Goal: Return each line containing the string "servidor".

Provided material:
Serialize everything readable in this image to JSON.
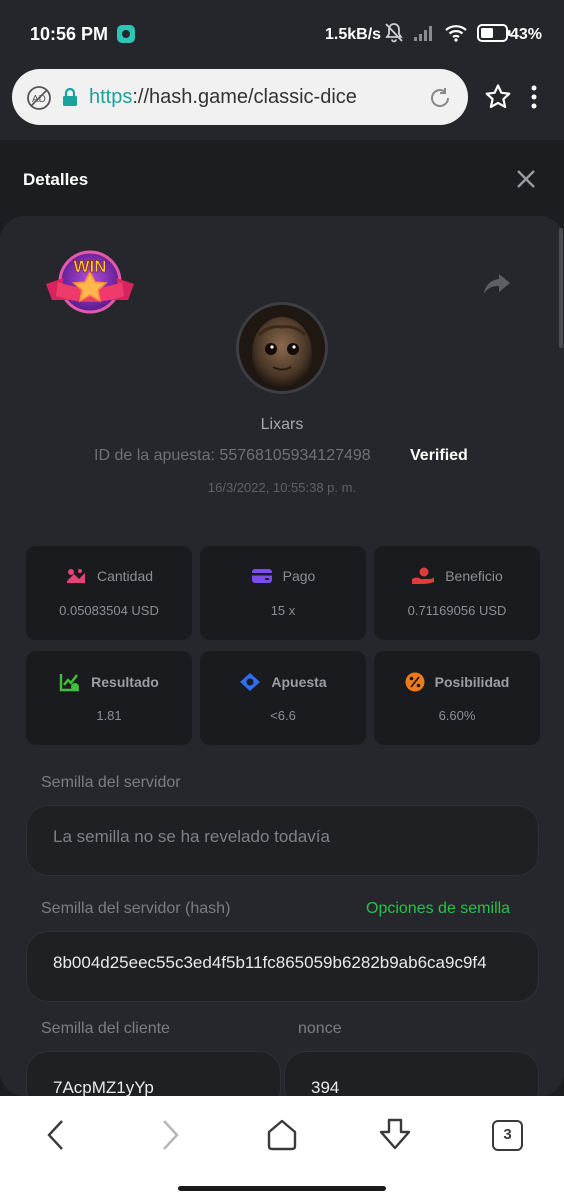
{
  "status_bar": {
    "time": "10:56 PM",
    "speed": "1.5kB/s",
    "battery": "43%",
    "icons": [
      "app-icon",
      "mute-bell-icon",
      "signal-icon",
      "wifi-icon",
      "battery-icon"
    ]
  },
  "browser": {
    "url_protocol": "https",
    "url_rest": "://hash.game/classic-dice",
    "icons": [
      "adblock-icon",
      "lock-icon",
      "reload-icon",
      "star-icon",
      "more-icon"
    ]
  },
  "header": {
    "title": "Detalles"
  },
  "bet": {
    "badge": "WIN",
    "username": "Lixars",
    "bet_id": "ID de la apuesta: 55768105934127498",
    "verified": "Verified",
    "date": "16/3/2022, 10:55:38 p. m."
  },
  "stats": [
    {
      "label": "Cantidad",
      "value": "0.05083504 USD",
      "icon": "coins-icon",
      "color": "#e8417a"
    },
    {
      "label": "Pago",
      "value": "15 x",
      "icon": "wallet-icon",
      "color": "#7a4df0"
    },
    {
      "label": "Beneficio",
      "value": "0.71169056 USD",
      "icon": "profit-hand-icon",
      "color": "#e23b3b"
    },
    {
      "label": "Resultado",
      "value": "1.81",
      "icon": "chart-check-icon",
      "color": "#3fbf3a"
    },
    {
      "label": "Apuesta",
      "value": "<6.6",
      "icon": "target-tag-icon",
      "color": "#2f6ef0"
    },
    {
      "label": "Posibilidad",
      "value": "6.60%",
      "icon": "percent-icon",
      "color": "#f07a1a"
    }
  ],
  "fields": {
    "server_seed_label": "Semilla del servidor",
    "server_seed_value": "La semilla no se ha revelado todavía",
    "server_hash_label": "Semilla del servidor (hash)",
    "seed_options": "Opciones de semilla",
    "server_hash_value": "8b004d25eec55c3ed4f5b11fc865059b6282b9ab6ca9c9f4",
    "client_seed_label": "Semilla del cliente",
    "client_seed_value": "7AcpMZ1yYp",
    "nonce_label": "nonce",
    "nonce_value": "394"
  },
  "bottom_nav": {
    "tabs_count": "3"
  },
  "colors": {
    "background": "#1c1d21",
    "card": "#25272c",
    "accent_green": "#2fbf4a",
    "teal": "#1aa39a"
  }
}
--
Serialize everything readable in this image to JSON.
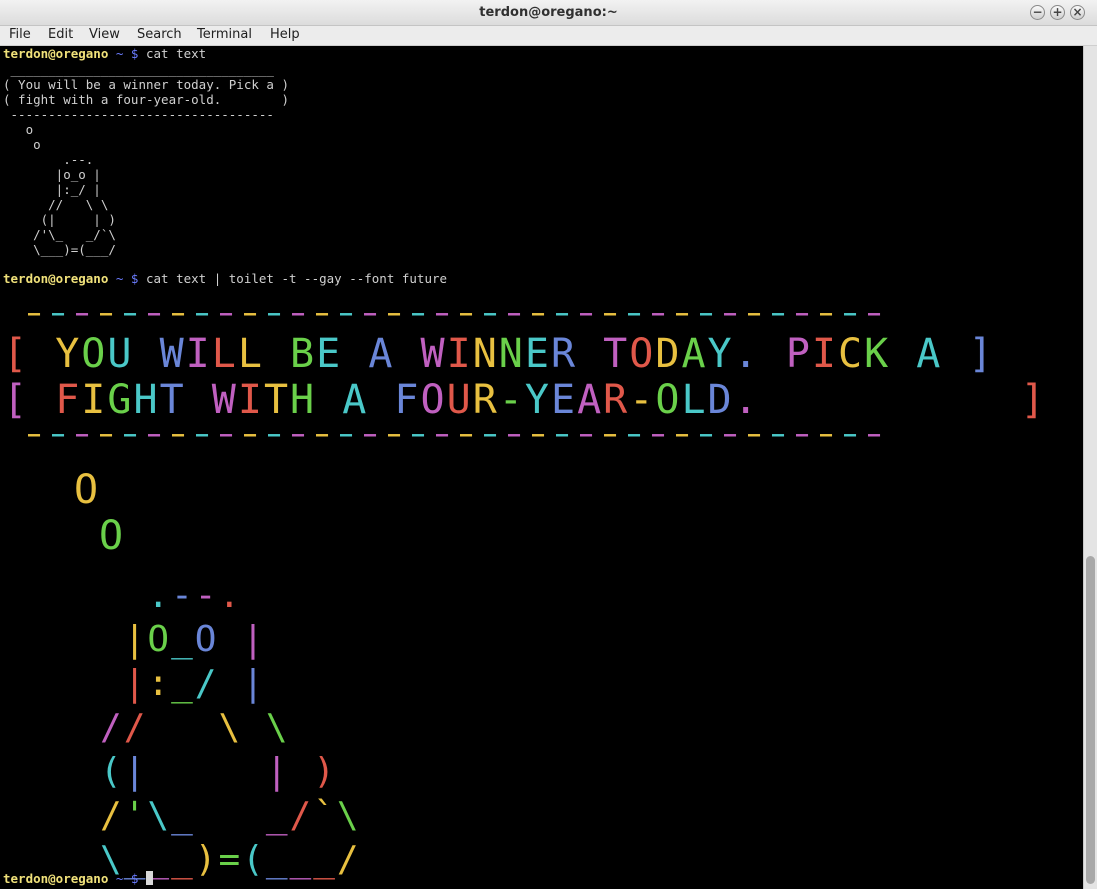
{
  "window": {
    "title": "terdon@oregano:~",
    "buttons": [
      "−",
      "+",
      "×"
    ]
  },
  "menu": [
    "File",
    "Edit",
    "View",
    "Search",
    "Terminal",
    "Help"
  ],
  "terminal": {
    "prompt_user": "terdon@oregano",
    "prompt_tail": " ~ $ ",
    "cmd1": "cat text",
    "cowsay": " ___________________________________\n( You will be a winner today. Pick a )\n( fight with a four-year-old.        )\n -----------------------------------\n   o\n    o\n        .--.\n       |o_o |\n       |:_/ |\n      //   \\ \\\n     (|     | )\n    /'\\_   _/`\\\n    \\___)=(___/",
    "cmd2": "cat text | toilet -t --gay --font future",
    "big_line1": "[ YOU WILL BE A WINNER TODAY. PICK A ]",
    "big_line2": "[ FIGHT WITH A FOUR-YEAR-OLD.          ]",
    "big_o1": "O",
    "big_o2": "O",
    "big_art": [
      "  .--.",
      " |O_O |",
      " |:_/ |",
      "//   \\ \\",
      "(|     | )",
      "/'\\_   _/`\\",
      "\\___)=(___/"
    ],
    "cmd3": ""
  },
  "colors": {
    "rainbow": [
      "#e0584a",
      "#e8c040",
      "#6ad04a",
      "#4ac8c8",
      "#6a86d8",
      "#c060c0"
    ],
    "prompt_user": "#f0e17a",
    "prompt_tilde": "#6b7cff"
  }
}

Response:
    "server_seed_label": "Semilla del servidor",
    "server_hash_label": "Semilla del servidor (hash)",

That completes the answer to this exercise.